§ **EXERCISE DESCRIPTION**:
Below are the records; locate each line with the word "document" and copy it.

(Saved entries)
※

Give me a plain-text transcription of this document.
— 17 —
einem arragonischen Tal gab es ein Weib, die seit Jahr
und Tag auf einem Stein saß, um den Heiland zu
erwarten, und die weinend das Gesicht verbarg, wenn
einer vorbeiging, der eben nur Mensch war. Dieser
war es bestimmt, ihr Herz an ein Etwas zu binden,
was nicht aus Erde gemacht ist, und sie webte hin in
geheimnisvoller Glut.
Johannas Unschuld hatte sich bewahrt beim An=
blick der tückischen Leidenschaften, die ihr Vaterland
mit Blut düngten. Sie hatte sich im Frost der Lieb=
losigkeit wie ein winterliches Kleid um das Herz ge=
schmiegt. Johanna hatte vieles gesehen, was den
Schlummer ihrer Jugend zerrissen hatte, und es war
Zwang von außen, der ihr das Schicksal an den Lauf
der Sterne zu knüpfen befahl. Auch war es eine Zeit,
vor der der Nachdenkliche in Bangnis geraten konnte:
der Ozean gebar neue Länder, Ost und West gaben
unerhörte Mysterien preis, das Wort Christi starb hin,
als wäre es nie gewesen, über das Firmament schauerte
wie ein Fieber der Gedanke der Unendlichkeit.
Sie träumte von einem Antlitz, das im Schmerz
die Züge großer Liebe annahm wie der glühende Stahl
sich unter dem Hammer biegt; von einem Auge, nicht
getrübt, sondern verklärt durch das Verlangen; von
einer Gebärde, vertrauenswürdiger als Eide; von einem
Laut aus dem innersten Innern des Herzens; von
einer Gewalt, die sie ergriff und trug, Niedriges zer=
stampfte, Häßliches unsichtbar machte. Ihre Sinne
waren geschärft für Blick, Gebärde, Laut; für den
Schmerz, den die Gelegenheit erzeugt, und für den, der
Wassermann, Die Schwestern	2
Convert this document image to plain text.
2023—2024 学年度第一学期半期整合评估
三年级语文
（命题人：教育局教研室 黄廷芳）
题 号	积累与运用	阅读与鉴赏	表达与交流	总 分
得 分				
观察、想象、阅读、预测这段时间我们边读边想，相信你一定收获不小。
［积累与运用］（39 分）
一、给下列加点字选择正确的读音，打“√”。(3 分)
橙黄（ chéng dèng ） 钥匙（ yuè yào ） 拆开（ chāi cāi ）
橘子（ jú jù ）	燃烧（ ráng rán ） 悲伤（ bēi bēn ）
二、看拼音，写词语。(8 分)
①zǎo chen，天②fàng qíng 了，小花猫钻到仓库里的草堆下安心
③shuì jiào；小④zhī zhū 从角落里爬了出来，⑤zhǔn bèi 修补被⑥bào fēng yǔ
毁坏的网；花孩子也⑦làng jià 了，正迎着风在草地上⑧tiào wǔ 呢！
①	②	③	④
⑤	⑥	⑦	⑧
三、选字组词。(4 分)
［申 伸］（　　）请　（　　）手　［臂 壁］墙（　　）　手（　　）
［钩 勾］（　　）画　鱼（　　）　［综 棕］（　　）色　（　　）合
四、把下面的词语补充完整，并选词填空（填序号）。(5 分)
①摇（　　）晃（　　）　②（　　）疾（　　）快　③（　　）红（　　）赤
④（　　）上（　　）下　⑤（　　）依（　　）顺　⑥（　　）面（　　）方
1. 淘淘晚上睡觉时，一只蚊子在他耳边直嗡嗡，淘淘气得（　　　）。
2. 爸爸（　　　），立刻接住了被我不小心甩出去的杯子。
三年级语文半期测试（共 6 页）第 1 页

※

§ **EXPECTED ANSWER**:
Give me a plain-text transcription of this document.
Convert this document image to plain text.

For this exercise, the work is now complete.